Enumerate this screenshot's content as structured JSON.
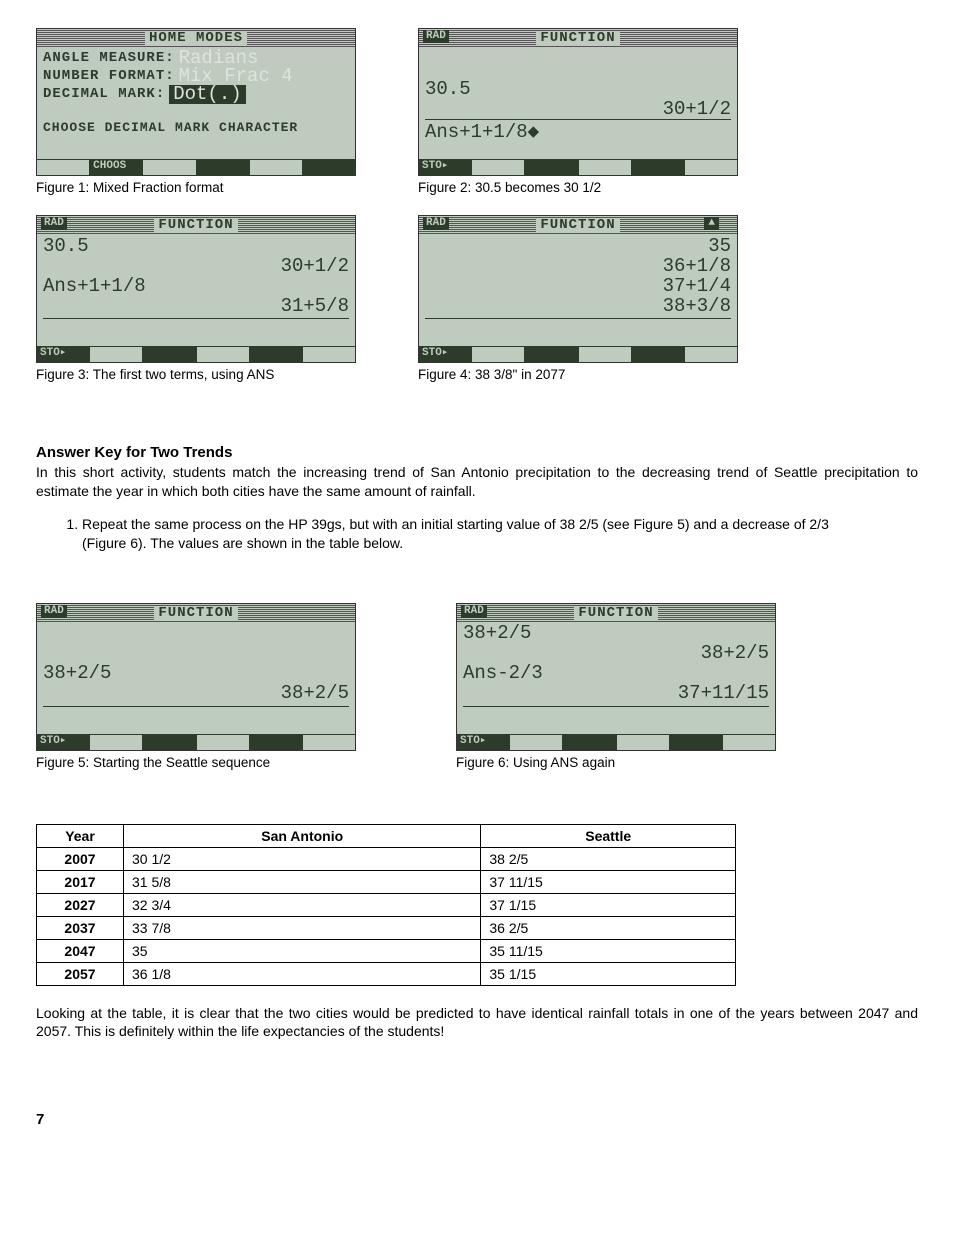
{
  "calc": {
    "color_bg": "#bfcbbe",
    "color_fg": "#2d3b2b",
    "color_highlight": "#dde4db"
  },
  "fig1": {
    "title": "HOME MODES",
    "l1_label": "ANGLE MEASURE:",
    "l1_val": "Radians",
    "l2_label": "NUMBER FORMAT:",
    "l2_val": "Mix Frac 4",
    "l3_label": "DECIMAL MARK:",
    "l3_val": "Dot(.)",
    "help": "CHOOSE DECIMAL MARK CHARACTER",
    "menu1": "CHOOS",
    "caption": "Figure 1: Mixed Fraction format"
  },
  "fig2": {
    "badge": "RAD",
    "title": "FUNCTION",
    "l1": "30.5",
    "r1": "30+1/2",
    "l2": "Ans+1+1/8◆",
    "menu1": "STO▸",
    "caption": "Figure 2: 30.5 becomes 30 1/2"
  },
  "fig3": {
    "badge": "RAD",
    "title": "FUNCTION",
    "l1": "30.5",
    "r1": "30+1/2",
    "l2": "Ans+1+1/8",
    "r2": "31+5/8",
    "menu1": "STO▸",
    "caption": "Figure 3: The first two terms, using ANS"
  },
  "fig4": {
    "badge": "RAD",
    "title": "FUNCTION",
    "badge_right": "▲",
    "r0": "35",
    "r1": "36+1/8",
    "r2": "37+1/4",
    "r3": "38+3/8",
    "menu1": "STO▸",
    "caption": "Figure 4: 38 3/8\" in 2077"
  },
  "fig5": {
    "badge": "RAD",
    "title": "FUNCTION",
    "l1": "38+2/5",
    "r1": "38+2/5",
    "menu1": "STO▸",
    "caption": "Figure 5: Starting the Seattle sequence"
  },
  "fig6": {
    "badge": "RAD",
    "title": "FUNCTION",
    "l1": "38+2/5",
    "r1": "38+2/5",
    "l2": "Ans-2/3",
    "r2": "37+11/15",
    "menu1": "STO▸",
    "caption": "Figure 6: Using ANS again"
  },
  "section": {
    "heading": "Answer Key for Two Trends",
    "intro": "In this short activity, students match the increasing trend of San Antonio precipitation to the decreasing trend of Seattle precipitation to estimate the year in which both cities have the same amount of rainfall.",
    "step1": "Repeat the same process on the HP 39gs, but with an initial starting value of 38 2/5 (see Figure 5) and a decrease of 2/3 (Figure 6).  The values are shown in the table below."
  },
  "table": {
    "headers": [
      "Year",
      "San Antonio",
      "Seattle"
    ],
    "rows": [
      [
        "2007",
        "30 1/2",
        "38 2/5"
      ],
      [
        "2017",
        "31 5/8",
        "37 11/15"
      ],
      [
        "2027",
        "32 3/4",
        "37 1/15"
      ],
      [
        "2037",
        "33 7/8",
        "36 2/5"
      ],
      [
        "2047",
        "35",
        "35 11/15"
      ],
      [
        "2057",
        "36 1/8",
        "35 1/15"
      ]
    ]
  },
  "closing": "Looking at the table, it is clear that the two cities would be predicted to have identical rainfall totals in one of the years between 2047 and 2057.  This is definitely within the life expectancies of the students!",
  "page_number": "7"
}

━━━━

WHAT THE EXERCISE ASKS.
From the records above, pull out every line containing the word "same".

WRITTEN SOLUTION.
    "intro": "In this short activity, students match the increasing trend of San Antonio precipitation to the decreasing trend of Seattle precipitation to estimate the year in which both cities have the same amount of rainfall.",
    "step1": "Repeat the same process on the HP 39gs, but with an initial starting value of 38 2/5 (see Figure 5) and a decrease of 2/3 (Figure 6).  The values are shown in the table below."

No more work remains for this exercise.